_Raw records:_
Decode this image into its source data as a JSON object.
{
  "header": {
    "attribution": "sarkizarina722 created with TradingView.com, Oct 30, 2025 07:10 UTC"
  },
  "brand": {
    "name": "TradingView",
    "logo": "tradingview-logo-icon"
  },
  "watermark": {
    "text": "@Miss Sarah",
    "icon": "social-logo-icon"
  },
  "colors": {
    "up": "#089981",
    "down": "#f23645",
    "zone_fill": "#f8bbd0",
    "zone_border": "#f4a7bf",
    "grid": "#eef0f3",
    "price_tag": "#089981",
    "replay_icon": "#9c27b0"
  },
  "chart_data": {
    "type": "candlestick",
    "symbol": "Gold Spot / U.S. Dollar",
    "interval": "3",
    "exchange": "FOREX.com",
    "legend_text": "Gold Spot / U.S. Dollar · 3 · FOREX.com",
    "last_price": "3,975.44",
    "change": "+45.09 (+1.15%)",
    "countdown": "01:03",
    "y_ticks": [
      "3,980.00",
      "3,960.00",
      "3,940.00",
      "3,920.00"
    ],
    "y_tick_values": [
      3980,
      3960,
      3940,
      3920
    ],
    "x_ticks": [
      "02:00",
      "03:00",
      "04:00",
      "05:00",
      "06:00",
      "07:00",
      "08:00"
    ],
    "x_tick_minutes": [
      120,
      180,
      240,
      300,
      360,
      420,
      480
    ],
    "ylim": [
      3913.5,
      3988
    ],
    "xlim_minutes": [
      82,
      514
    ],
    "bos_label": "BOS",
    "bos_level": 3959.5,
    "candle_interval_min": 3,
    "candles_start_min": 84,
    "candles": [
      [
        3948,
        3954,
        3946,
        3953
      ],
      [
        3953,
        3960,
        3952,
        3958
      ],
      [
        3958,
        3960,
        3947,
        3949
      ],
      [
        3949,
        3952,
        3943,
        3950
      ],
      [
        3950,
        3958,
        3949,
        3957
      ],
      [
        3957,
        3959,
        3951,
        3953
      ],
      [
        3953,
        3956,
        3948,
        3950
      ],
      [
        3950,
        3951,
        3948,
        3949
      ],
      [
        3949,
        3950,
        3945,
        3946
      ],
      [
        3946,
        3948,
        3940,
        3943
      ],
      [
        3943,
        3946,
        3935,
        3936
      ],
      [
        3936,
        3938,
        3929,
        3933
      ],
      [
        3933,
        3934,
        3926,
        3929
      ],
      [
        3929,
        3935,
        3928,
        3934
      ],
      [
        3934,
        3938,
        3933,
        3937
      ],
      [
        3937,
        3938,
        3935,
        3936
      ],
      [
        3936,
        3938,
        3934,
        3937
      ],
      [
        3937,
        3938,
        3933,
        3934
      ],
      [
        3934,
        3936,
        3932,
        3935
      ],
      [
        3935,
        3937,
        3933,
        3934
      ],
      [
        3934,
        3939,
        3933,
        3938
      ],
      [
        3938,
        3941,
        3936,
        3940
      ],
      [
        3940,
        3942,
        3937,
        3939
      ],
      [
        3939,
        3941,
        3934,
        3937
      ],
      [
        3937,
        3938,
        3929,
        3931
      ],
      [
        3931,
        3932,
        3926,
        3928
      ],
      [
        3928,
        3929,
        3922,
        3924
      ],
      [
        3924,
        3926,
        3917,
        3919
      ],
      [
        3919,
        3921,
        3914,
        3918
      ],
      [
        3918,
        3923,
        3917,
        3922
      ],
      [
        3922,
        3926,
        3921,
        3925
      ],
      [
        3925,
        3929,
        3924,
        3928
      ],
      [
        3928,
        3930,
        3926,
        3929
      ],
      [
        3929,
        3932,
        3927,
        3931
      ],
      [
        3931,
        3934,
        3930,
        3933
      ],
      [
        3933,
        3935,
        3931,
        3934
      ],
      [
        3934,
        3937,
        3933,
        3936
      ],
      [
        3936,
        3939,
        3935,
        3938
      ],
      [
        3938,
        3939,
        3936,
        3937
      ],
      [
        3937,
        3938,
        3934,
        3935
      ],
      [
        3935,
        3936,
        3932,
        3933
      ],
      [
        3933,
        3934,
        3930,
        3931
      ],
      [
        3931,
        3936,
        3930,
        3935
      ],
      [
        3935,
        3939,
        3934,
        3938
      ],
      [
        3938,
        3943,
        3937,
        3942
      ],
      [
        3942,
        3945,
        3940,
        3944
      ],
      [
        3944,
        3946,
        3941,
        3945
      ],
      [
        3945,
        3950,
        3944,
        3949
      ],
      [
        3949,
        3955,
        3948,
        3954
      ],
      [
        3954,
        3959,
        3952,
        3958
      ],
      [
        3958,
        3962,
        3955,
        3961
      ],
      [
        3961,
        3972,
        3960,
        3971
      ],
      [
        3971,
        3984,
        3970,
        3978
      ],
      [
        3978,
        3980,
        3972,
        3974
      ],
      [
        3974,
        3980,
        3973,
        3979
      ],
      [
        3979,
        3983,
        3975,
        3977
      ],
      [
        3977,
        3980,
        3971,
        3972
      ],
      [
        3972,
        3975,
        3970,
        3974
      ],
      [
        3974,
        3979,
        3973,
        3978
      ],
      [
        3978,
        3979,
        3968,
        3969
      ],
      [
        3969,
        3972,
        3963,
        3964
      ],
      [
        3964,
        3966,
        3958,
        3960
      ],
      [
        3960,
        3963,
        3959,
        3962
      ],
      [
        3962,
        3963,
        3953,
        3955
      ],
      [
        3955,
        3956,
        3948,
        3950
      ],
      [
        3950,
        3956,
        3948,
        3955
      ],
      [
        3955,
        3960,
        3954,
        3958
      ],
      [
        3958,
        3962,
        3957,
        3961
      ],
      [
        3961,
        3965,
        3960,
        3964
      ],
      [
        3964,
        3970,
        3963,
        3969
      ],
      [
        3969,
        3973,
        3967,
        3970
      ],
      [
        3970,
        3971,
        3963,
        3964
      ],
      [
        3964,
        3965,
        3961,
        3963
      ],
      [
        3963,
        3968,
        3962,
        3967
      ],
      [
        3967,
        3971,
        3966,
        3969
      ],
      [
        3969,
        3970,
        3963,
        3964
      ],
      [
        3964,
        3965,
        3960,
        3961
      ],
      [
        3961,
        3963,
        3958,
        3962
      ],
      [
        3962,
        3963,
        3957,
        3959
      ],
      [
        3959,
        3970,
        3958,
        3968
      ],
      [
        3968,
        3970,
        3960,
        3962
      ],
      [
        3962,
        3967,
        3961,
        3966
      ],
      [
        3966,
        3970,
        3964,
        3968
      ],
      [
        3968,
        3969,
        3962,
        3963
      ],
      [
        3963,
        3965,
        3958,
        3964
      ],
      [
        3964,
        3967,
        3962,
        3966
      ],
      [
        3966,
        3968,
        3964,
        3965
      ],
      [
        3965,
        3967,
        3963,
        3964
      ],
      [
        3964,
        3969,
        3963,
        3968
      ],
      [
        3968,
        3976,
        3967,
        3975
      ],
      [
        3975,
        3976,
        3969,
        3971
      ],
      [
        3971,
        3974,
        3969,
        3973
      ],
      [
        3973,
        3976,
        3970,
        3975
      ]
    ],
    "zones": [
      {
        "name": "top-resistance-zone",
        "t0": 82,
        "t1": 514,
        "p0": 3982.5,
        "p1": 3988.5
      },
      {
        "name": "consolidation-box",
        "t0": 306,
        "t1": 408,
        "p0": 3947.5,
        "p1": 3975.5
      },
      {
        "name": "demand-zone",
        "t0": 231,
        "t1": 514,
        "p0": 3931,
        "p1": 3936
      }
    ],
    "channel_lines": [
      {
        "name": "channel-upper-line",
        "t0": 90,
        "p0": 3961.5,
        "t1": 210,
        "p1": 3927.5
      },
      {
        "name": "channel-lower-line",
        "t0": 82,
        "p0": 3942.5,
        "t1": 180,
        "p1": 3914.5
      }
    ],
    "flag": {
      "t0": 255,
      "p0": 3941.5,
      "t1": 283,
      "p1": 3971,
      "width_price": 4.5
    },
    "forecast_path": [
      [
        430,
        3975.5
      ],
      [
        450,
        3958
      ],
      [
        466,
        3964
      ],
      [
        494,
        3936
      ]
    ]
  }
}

_The request:_
The answer must consist solely of the number of lines in the entries that contain the word "Spot".

_Final result:_
2